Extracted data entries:
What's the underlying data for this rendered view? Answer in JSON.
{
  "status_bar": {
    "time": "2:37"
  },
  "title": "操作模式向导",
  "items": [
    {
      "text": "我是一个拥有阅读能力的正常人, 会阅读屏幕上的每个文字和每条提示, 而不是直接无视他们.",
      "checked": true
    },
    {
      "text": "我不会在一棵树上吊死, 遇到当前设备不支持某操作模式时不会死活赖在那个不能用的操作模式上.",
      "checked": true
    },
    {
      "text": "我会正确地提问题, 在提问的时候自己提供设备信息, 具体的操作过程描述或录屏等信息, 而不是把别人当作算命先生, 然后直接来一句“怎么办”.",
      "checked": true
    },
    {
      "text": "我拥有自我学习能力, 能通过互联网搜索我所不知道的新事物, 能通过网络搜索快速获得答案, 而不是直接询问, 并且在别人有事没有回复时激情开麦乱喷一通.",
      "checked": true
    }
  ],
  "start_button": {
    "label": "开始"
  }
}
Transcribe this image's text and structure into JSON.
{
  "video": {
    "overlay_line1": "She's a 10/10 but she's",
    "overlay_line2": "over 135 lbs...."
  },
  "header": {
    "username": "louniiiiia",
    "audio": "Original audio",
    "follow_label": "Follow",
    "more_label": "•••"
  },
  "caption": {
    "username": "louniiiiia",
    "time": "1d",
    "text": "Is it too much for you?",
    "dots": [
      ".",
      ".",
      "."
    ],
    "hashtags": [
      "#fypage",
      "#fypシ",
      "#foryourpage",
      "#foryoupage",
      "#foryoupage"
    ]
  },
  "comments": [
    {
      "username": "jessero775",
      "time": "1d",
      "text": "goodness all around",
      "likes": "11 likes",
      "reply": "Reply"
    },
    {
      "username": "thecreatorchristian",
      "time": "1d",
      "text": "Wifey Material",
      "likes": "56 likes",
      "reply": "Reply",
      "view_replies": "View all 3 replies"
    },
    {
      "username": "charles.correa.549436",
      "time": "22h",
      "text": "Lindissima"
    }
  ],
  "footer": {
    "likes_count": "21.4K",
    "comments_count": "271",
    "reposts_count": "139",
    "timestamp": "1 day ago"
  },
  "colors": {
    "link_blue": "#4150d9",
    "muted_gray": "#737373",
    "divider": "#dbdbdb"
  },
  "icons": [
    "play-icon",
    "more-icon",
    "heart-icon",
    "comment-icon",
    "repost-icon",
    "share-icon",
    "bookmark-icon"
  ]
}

EXERCISE DETAILS:
Set down the listing above in full, please, exactly as it appears.

RIGHT ANSWER:
What's the underlying data for this rendered view? Answer in JSON.
{
  "status_bar": {
    "time": "2:37"
  },
  "title": "操作模式向导",
  "items": [
    {
      "text": "我是一个拥有阅读能力的正常人, 会阅读屏幕上的每个文字和每条提示, 而不是直接无视他们.",
      "checked": true
    },
    {
      "text": "我不会在一棵树上吊死, 遇到当前设备不支持某操作模式时不会死活赖在那个不能用的操作模式上.",
      "checked": true
    },
    {
      "text": "我会正确地提问题, 在提问的时候自己提供设备信息, 具体的操作过程描述或录屏等信息, 而不是把别人当作算命先生, 然后直接来一句“怎么办”.",
      "checked": true
    },
    {
      "text": "我拥有自我学习能力, 能通过互联网搜索我所不知道的新事物, 能通过网络搜索快速获得答案, 而不是直接询问, 并且在别人有事没有回复时激情开麦乱喷一通.",
      "checked": true
    }
  ],
  "start_button": {
    "label": "开始"
  }
}
Transcribe this image's text and structure into JSON.
{
  "video": {
    "overlay_line1": "She's a 10/10 but she's",
    "overlay_line2": "over 135 lbs...."
  },
  "header": {
    "username": "louniiiiia",
    "audio": "Original audio",
    "follow_label": "Follow",
    "more_label": "•••"
  },
  "caption": {
    "username": "louniiiiia",
    "time": "1d",
    "text": "Is it too much for you?",
    "dots": [
      ".",
      ".",
      "."
    ],
    "hashtags": [
      "#fypage",
      "#fypシ",
      "#foryourpage",
      "#foryoupage",
      "#foryoupage"
    ]
  },
  "comments": [
    {
      "username": "jessero775",
      "time": "1d",
      "text": "goodness all around",
      "likes": "11 likes",
      "reply": "Reply"
    },
    {
      "username": "thecreatorchristian",
      "time": "1d",
      "text": "Wifey Material",
      "likes": "56 likes",
      "reply": "Reply",
      "view_replies": "View all 3 replies"
    },
    {
      "username": "charles.correa.549436",
      "time": "22h",
      "text": "Lindissima"
    }
  ],
  "footer": {
    "likes_count": "21.4K",
    "comments_count": "271",
    "reposts_count": "139",
    "timestamp": "1 day ago"
  },
  "colors": {
    "link_blue": "#4150d9",
    "muted_gray": "#737373",
    "divider": "#dbdbdb"
  },
  "icons": [
    "play-icon",
    "more-icon",
    "heart-icon",
    "comment-icon",
    "repost-icon",
    "share-icon",
    "bookmark-icon"
  ]
}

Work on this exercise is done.